#### Task requirements
Locate the word "annotation" in the data below, then copy every line that holds it.

#### Supplied records
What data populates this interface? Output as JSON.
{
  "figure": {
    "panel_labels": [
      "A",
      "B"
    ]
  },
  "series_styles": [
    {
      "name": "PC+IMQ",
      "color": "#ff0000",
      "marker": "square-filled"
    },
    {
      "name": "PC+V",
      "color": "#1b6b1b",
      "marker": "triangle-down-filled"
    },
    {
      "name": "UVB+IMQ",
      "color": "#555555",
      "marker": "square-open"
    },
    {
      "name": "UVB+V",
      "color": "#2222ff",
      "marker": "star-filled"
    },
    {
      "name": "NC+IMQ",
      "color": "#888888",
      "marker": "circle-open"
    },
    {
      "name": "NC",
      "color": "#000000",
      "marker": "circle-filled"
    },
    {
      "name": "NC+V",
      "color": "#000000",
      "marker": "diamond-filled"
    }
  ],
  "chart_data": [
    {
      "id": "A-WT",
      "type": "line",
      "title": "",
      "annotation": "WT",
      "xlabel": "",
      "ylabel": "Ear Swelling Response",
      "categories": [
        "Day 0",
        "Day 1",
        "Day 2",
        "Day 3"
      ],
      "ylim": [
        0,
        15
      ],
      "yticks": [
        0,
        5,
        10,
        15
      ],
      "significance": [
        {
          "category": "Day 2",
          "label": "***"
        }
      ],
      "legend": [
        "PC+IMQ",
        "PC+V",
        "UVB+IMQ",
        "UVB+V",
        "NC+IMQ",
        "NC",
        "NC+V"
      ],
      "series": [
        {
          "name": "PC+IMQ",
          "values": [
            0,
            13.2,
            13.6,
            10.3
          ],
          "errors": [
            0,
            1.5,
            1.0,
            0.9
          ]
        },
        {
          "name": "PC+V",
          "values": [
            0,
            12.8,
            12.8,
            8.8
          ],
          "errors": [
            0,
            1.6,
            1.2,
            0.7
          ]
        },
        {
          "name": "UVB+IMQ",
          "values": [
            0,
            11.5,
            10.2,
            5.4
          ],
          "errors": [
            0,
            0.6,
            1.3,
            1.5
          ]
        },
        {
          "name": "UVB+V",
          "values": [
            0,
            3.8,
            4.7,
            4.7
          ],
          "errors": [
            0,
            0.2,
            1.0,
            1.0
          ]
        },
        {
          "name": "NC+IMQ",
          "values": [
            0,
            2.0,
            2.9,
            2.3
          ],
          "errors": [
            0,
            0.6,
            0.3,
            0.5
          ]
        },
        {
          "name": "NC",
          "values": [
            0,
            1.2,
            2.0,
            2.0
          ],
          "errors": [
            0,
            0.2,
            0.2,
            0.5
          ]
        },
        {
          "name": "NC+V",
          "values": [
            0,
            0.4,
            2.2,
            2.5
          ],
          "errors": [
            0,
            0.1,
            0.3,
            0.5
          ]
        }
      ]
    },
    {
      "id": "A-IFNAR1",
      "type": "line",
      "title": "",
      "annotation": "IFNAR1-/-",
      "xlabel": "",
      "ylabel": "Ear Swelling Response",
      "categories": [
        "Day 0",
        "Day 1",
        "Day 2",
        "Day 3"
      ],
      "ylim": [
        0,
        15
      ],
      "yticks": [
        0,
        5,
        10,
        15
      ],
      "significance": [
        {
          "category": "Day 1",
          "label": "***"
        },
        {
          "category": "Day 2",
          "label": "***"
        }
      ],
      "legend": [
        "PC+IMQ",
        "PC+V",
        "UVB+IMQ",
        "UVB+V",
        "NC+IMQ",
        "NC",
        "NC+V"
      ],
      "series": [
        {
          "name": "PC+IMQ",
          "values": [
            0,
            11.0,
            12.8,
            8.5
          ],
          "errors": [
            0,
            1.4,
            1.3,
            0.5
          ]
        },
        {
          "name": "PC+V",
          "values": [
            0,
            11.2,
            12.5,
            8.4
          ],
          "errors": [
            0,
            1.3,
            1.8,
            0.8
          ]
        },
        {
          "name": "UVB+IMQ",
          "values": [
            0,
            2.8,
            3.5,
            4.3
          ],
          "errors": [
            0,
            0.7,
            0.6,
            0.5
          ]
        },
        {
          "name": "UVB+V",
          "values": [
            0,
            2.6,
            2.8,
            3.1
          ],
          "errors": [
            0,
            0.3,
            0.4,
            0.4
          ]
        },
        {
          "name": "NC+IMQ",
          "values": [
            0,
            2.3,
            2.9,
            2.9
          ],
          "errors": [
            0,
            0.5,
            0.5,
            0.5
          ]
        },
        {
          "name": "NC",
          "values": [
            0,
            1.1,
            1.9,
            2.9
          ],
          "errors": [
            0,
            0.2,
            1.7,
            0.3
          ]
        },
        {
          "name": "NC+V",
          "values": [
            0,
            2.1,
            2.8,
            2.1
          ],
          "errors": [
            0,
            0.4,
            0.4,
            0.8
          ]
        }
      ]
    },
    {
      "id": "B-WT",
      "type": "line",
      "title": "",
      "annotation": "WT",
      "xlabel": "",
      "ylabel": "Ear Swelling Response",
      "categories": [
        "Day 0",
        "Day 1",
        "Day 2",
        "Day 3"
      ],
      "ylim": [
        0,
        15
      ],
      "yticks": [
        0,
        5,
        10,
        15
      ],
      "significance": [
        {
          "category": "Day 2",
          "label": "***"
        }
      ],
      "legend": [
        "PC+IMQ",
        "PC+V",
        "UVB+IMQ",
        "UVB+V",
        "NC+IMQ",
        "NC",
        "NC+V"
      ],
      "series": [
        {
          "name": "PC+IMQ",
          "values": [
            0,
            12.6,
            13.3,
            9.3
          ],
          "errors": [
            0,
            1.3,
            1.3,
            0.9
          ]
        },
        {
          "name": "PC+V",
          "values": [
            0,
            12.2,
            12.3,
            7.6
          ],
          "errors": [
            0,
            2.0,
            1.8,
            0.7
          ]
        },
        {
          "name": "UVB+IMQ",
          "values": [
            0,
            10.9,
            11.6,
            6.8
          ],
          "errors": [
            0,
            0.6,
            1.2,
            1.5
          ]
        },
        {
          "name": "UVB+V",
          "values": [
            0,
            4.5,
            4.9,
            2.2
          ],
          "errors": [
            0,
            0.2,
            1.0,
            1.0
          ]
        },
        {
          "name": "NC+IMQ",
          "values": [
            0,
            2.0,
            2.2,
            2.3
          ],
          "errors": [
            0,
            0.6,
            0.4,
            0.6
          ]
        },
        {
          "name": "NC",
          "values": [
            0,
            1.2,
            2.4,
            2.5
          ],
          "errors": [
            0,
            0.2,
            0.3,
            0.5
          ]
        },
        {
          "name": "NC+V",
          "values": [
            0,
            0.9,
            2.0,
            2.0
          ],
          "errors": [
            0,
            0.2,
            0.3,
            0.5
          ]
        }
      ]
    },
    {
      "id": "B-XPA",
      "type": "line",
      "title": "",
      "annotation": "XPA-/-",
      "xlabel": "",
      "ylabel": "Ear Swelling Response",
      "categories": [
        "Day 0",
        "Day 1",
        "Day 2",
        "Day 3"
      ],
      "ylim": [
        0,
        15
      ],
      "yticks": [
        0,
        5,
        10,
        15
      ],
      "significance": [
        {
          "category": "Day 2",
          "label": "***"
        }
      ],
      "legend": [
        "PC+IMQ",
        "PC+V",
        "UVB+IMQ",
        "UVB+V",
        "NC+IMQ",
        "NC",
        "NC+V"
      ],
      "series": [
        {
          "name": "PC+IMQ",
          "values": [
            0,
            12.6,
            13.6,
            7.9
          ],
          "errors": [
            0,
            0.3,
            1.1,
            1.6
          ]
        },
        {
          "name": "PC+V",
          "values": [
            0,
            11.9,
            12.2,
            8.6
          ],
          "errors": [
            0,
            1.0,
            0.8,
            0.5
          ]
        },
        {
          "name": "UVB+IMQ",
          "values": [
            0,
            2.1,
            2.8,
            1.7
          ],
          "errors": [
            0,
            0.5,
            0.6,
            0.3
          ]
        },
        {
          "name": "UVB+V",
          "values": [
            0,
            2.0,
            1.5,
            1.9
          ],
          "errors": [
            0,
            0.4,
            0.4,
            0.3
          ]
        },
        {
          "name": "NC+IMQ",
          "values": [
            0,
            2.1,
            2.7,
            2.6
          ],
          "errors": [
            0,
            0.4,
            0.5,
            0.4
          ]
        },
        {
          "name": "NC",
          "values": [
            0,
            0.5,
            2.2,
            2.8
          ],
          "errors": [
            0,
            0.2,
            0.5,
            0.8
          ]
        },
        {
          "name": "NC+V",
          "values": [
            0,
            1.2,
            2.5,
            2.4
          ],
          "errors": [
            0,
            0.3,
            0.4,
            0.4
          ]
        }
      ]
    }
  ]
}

#### Completed exercise
      "annotation": "WT",
      "annotation": "IFNAR1-/-",
      "annotation": "WT",
      "annotation": "XPA-/-",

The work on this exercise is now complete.